▸ What to produce
Transcribe the records that follow in their entirety, omitting any pictures.

:: Records

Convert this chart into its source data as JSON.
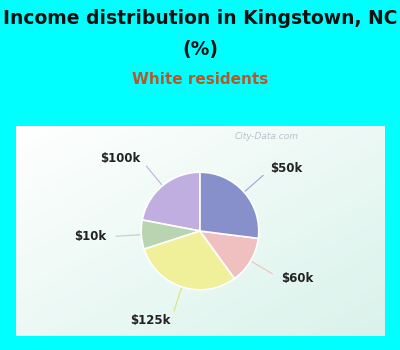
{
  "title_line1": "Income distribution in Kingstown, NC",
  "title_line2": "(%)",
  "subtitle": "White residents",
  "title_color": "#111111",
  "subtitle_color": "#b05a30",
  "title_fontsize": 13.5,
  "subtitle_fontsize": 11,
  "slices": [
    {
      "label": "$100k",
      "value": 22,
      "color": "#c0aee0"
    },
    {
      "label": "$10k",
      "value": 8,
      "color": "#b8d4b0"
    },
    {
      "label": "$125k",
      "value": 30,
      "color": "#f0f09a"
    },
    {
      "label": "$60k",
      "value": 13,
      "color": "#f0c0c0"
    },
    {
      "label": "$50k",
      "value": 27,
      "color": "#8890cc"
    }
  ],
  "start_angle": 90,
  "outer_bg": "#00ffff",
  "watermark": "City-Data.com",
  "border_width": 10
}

::::

▸ Response to the exercise
Convert this chart into its source data as JSON.
{
  "title_line1": "Income distribution in Kingstown, NC",
  "title_line2": "(%)",
  "subtitle": "White residents",
  "title_color": "#111111",
  "subtitle_color": "#b05a30",
  "title_fontsize": 13.5,
  "subtitle_fontsize": 11,
  "slices": [
    {
      "label": "$100k",
      "value": 22,
      "color": "#c0aee0"
    },
    {
      "label": "$10k",
      "value": 8,
      "color": "#b8d4b0"
    },
    {
      "label": "$125k",
      "value": 30,
      "color": "#f0f09a"
    },
    {
      "label": "$60k",
      "value": 13,
      "color": "#f0c0c0"
    },
    {
      "label": "$50k",
      "value": 27,
      "color": "#8890cc"
    }
  ],
  "start_angle": 90,
  "outer_bg": "#00ffff",
  "watermark": "City-Data.com",
  "border_width": 10
}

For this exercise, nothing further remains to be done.